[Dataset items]
===

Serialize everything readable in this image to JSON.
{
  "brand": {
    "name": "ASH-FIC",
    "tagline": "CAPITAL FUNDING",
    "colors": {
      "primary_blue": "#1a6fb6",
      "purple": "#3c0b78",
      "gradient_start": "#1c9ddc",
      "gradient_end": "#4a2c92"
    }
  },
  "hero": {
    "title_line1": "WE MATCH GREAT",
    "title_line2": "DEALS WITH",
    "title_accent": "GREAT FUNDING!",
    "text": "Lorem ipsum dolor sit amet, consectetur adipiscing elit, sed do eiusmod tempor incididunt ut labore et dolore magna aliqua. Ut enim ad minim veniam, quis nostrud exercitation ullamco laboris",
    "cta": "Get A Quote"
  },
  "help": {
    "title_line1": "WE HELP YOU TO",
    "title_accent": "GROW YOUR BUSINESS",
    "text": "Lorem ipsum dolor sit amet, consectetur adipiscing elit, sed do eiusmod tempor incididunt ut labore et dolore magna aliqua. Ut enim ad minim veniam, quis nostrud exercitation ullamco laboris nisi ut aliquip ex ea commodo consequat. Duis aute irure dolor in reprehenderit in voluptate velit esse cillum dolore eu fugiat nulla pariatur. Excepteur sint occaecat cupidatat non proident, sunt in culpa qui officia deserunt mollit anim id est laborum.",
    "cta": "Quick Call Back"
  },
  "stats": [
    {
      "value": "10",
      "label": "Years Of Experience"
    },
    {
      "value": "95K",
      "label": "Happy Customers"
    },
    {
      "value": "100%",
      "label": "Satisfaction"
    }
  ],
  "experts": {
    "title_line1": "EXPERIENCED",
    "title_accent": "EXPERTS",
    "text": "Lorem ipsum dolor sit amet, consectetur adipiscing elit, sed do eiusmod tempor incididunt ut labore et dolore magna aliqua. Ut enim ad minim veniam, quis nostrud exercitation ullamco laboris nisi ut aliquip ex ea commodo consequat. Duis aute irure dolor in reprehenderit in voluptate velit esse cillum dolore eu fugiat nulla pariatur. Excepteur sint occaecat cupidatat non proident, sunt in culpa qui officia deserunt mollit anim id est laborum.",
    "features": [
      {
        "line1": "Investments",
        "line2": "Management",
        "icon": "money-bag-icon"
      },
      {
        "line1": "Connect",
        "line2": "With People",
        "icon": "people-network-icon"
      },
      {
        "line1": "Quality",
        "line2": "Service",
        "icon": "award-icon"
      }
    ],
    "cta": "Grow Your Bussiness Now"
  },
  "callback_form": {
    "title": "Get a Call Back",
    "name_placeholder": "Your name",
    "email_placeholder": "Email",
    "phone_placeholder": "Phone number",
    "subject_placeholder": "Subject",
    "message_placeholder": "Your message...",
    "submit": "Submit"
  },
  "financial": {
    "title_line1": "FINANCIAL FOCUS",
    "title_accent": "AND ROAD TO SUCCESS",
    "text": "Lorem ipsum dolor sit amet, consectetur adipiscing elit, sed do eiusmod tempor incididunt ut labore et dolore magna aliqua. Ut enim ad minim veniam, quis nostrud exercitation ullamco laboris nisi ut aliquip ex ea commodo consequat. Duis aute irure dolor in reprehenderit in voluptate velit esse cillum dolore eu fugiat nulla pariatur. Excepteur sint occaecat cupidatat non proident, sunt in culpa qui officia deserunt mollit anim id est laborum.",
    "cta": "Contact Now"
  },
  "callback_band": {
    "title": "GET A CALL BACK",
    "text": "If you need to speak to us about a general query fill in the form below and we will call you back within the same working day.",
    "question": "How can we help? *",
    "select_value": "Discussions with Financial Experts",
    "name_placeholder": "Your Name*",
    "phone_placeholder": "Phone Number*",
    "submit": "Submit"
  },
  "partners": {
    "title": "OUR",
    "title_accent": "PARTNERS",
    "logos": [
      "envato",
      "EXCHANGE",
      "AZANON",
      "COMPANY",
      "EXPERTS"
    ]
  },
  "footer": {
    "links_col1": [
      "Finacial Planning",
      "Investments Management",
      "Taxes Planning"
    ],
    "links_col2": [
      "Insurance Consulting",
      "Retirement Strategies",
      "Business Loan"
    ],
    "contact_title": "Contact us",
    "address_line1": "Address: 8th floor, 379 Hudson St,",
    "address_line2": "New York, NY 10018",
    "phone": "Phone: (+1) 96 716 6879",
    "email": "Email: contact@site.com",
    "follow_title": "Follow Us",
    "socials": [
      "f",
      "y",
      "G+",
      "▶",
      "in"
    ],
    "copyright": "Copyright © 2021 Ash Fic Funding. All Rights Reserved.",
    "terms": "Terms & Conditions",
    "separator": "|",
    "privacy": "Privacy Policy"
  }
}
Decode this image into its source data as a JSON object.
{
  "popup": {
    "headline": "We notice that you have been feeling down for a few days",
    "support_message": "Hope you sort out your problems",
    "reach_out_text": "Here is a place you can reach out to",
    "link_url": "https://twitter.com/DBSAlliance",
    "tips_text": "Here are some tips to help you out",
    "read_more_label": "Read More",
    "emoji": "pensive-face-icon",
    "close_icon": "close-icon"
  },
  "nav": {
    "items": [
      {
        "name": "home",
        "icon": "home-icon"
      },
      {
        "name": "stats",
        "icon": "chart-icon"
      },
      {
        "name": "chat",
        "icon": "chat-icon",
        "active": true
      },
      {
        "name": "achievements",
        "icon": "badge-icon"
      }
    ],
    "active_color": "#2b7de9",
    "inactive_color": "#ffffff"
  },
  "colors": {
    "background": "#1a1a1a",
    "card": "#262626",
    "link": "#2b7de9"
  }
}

===

Directive: Copy out each line of the material that holds the word "icon".

The output:
        "icon": "money-bag-icon"
        "icon": "people-network-icon"
        "icon": "award-icon"
    "emoji": "pensive-face-icon",
    "close_icon": "close-icon"
        "icon": "home-icon"
        "icon": "chart-icon"
        "icon": "chat-icon",
        "icon": "badge-icon"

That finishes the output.